[Records from a dataset]
────────────────────
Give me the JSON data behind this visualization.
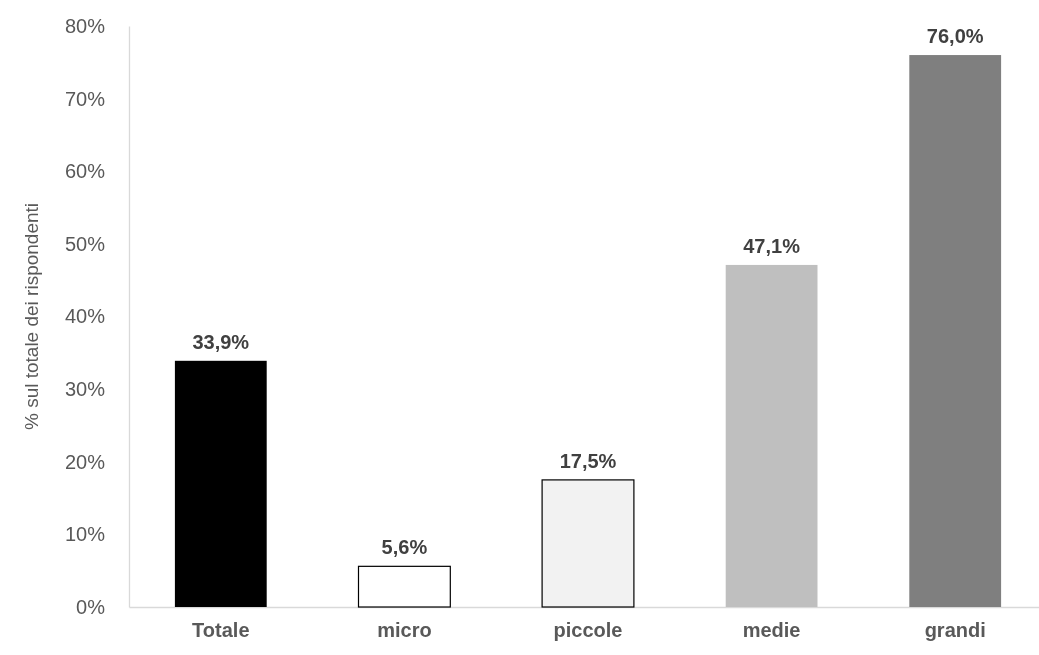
{
  "chart_data": {
    "type": "bar",
    "ylabel": "% sul totale dei rispondenti",
    "categories": [
      "Totale",
      "micro",
      "piccole",
      "medie",
      "grandi"
    ],
    "values": [
      33.9,
      5.6,
      17.5,
      47.1,
      76.0
    ],
    "colors": [
      "#000000",
      "#ffffff",
      "#f2f2f2",
      "#bfbfbf",
      "#7f7f7f"
    ],
    "value_labels": [
      "33,9%",
      "5,6%",
      "17,5%",
      "47,1%",
      "76,0%"
    ],
    "ylim": [
      0,
      80
    ],
    "yticks": [
      {
        "value": 0,
        "label": "0%"
      },
      {
        "value": 10,
        "label": "10%"
      },
      {
        "value": 20,
        "label": "20%"
      },
      {
        "value": 30,
        "label": "30%"
      },
      {
        "value": 40,
        "label": "40%"
      },
      {
        "value": 50,
        "label": "50%"
      },
      {
        "value": 60,
        "label": "60%"
      },
      {
        "value": 70,
        "label": "70%"
      },
      {
        "value": 80,
        "label": "80%"
      }
    ]
  }
}
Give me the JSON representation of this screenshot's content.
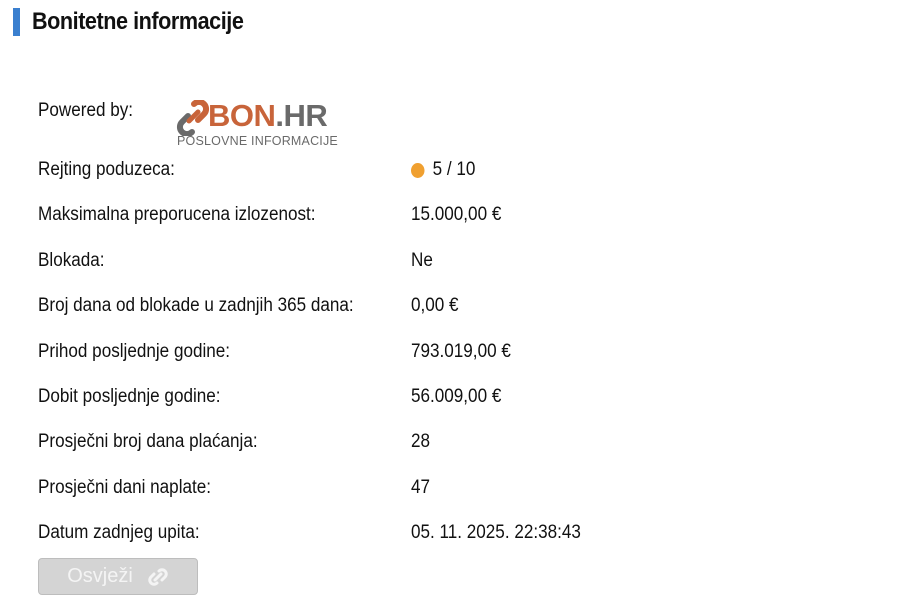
{
  "header": {
    "title": "Bonitetne informacije",
    "accent_color": "#3a7fcf"
  },
  "powered_by": {
    "label": "Powered by:",
    "logo_text": "BON.HR",
    "logo_subtitle": "POSLOVNE INFORMACIJE"
  },
  "rows": [
    {
      "label": "Rejting poduzeca:",
      "value": "5 / 10",
      "indicator_color": "#f0a030"
    },
    {
      "label": "Maksimalna preporucena izlozenost:",
      "value": "15.000,00 €"
    },
    {
      "label": "Blokada:",
      "value": "Ne"
    },
    {
      "label": "Broj dana od blokade u zadnjih 365 dana:",
      "value": "0,00 €"
    },
    {
      "label": "Prihod posljednje godine:",
      "value": "793.019,00 €"
    },
    {
      "label": "Dobit posljednje godine:",
      "value": "56.009,00 €"
    },
    {
      "label": "Prosječni broj dana plaćanja:",
      "value": "28"
    },
    {
      "label": "Prosječni dani naplate:",
      "value": "47"
    },
    {
      "label": "Datum zadnjeg upita:",
      "value": "05. 11. 2025. 22:38:43"
    }
  ],
  "refresh_button": {
    "label": "Osvježi",
    "icon": "link-icon",
    "disabled": true
  }
}
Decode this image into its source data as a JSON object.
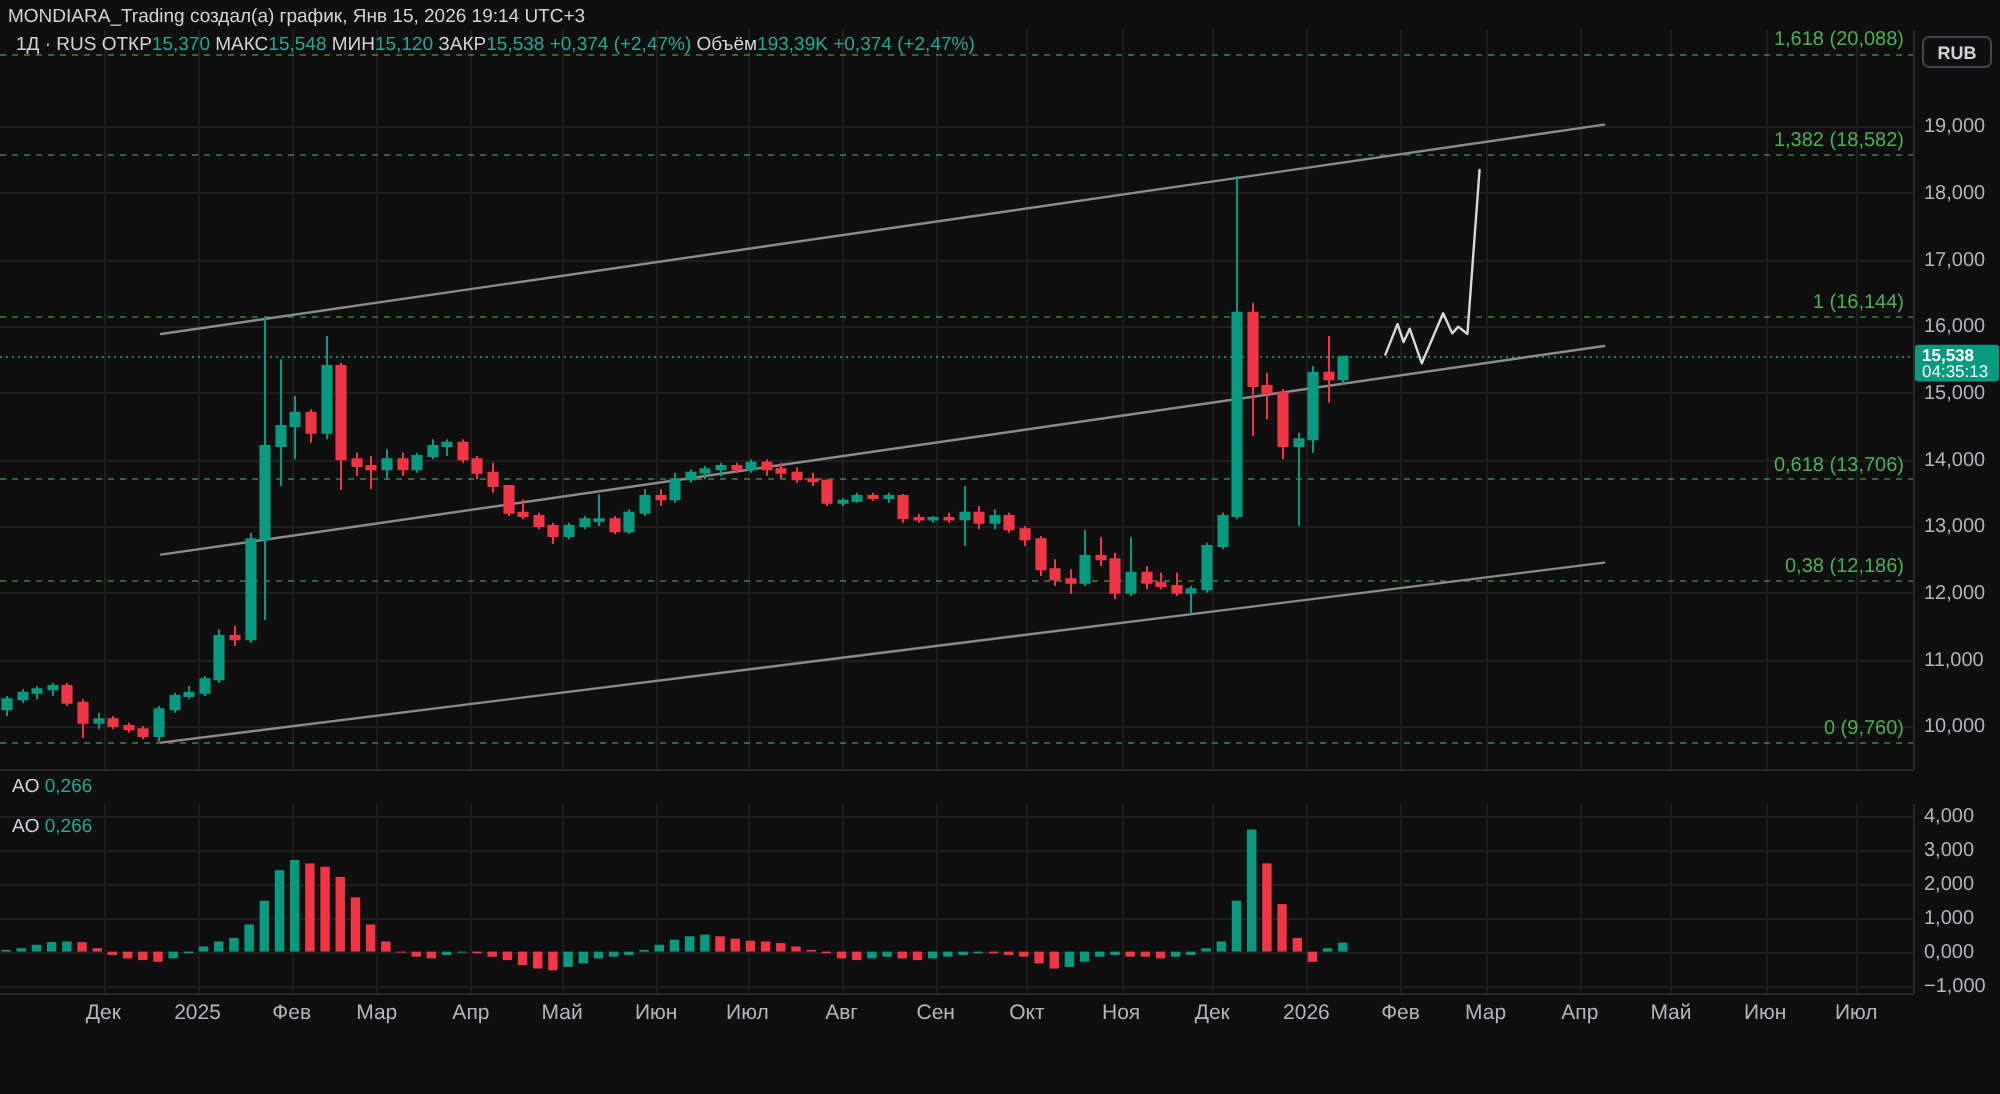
────────────────────
* **OBJECTIVE**: Would you return the data exactly as written, without the pictures?

* **RESULT OF THIS EXERCISE**:
Give me the JSON data behind this visualization.
{
  "chart_data": {
    "type": "bar",
    "ylabel": "% sul totale dei rispondenti",
    "categories": [
      "Totale",
      "micro",
      "piccole",
      "medie",
      "grandi"
    ],
    "values": [
      33.9,
      5.6,
      17.5,
      47.1,
      76.0
    ],
    "colors": [
      "#000000",
      "#ffffff",
      "#f2f2f2",
      "#bfbfbf",
      "#7f7f7f"
    ],
    "value_labels": [
      "33,9%",
      "5,6%",
      "17,5%",
      "47,1%",
      "76,0%"
    ],
    "ylim": [
      0,
      80
    ],
    "yticks": [
      {
        "value": 0,
        "label": "0%"
      },
      {
        "value": 10,
        "label": "10%"
      },
      {
        "value": 20,
        "label": "20%"
      },
      {
        "value": 30,
        "label": "30%"
      },
      {
        "value": 40,
        "label": "40%"
      },
      {
        "value": 50,
        "label": "50%"
      },
      {
        "value": 60,
        "label": "60%"
      },
      {
        "value": 70,
        "label": "70%"
      },
      {
        "value": 80,
        "label": "80%"
      }
    ]
  }
}
Give me the JSON representation of this screenshot's content.
{
  "header": {
    "title": "Bonitetne informacije",
    "accent_color": "#3a7fcf"
  },
  "powered_by": {
    "label": "Powered by:",
    "logo_text": "BON.HR",
    "logo_subtitle": "POSLOVNE INFORMACIJE"
  },
  "rows": [
    {
      "label": "Rejting poduzeca:",
      "value": "5 / 10",
      "indicator_color": "#f0a030"
    },
    {
      "label": "Maksimalna preporucena izlozenost:",
      "value": "15.000,00 €"
    },
    {
      "label": "Blokada:",
      "value": "Ne"
    },
    {
      "label": "Broj dana od blokade u zadnjih 365 dana:",
      "value": "0,00 €"
    },
    {
      "label": "Prihod posljednje godine:",
      "value": "793.019,00 €"
    },
    {
      "label": "Dobit posljednje godine:",
      "value": "56.009,00 €"
    },
    {
      "label": "Prosječni broj dana plaćanja:",
      "value": "28"
    },
    {
      "label": "Prosječni dani naplate:",
      "value": "47"
    },
    {
      "label": "Datum zadnjeg upita:",
      "value": "05. 11. 2025. 22:38:43"
    }
  ],
  "refresh_button": {
    "label": "Osvježi",
    "icon": "link-icon",
    "disabled": true
  }
}
Decode this image into its source data as a JSON object.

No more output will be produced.